>>>>>

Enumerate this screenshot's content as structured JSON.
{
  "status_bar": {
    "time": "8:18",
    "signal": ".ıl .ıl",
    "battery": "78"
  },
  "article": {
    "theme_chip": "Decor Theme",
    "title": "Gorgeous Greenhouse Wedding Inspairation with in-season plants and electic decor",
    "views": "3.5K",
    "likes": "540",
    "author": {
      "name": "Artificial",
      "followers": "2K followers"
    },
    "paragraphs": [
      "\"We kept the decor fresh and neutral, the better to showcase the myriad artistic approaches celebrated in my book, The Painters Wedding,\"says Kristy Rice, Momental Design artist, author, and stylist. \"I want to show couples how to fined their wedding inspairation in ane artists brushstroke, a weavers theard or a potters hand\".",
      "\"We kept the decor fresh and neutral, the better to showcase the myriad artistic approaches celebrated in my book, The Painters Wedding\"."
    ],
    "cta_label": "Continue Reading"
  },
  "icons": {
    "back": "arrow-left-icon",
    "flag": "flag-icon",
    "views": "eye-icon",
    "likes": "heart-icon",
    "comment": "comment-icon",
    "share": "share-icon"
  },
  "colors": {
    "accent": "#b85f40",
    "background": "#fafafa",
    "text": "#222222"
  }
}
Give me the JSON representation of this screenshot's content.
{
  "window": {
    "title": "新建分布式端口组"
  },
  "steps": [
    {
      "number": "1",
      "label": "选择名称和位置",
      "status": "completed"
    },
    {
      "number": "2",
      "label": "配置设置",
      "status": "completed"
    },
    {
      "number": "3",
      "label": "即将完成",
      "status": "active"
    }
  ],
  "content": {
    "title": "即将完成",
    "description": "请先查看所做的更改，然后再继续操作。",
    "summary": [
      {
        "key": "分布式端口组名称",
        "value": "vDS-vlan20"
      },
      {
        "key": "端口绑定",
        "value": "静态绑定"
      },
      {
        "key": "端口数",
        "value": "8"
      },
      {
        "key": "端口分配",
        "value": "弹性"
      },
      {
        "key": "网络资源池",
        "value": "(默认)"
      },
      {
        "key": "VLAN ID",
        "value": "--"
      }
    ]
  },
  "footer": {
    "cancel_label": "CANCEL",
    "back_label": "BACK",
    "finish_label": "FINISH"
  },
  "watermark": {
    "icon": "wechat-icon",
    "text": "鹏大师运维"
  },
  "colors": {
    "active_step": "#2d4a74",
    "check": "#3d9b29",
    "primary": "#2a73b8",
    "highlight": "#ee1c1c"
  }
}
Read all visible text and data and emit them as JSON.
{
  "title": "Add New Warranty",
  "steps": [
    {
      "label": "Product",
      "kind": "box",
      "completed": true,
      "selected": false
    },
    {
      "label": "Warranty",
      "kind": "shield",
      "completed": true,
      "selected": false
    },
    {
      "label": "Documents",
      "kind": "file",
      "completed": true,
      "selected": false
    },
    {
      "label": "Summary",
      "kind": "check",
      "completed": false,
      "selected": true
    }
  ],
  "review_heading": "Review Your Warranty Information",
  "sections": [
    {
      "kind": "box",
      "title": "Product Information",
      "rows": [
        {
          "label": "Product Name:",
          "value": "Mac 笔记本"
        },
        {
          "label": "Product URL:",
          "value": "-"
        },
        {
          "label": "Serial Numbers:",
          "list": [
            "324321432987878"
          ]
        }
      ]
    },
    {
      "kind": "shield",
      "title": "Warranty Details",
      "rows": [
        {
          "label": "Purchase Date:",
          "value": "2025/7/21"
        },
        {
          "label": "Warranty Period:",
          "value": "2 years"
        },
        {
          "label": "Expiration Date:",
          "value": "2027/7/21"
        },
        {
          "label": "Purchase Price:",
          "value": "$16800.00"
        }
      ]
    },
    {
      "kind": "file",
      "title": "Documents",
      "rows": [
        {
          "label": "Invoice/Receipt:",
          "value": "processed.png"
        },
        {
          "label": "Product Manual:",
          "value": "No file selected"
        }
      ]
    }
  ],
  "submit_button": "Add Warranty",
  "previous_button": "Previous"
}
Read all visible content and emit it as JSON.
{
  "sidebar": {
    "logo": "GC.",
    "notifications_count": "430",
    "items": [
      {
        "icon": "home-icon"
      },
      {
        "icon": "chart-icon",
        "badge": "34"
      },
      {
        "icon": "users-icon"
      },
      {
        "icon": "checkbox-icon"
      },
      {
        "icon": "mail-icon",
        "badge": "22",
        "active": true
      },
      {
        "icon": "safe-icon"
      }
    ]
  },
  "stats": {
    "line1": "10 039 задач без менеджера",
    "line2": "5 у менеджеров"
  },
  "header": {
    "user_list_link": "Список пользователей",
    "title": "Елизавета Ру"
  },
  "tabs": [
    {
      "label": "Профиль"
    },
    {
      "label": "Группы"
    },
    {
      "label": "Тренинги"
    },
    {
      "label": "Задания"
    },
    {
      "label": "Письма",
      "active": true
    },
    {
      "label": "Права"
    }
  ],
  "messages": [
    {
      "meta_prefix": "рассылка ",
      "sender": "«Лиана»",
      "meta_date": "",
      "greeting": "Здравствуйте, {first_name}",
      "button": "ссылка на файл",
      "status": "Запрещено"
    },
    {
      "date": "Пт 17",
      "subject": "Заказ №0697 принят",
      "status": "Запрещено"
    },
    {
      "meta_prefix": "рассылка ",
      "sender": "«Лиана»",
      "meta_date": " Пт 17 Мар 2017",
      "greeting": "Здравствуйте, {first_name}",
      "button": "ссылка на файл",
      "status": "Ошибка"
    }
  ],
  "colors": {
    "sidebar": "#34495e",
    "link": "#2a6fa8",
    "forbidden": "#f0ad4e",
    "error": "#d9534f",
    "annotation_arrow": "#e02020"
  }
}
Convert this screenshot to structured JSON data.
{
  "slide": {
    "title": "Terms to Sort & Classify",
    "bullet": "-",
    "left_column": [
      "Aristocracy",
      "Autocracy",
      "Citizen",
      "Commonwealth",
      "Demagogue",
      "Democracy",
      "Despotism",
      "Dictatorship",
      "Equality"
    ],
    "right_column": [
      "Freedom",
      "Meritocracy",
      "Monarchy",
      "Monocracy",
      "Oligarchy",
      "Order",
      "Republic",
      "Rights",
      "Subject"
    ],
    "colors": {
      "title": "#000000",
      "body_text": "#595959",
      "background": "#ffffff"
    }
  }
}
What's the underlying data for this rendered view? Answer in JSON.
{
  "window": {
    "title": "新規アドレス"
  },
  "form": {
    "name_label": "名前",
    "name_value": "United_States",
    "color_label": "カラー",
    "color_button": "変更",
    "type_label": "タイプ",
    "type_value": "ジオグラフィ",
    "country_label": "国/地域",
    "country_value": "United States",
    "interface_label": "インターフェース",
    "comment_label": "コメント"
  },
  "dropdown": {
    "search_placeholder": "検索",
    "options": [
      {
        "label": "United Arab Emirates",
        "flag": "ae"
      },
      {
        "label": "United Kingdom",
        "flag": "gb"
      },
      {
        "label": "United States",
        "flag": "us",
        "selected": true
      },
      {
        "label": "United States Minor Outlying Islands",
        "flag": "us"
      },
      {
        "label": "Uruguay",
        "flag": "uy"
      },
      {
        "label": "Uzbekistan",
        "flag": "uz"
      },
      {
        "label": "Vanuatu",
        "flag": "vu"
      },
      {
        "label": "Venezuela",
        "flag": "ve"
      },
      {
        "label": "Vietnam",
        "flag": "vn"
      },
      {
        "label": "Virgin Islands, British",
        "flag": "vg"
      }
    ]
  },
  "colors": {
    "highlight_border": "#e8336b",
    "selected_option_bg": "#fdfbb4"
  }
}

<<<<<

**YOUR OBJECTIVE**
Every line containing the string "flag" must be listed.

**TASK ANSWER**
    "flag": "flag-icon",
        "flag": "ae"
        "flag": "gb"
        "flag": "us",
        "flag": "us"
        "flag": "uy"
        "flag": "uz"
        "flag": "vu"
        "flag": "ve"
        "flag": "vn"
        "flag": "vg"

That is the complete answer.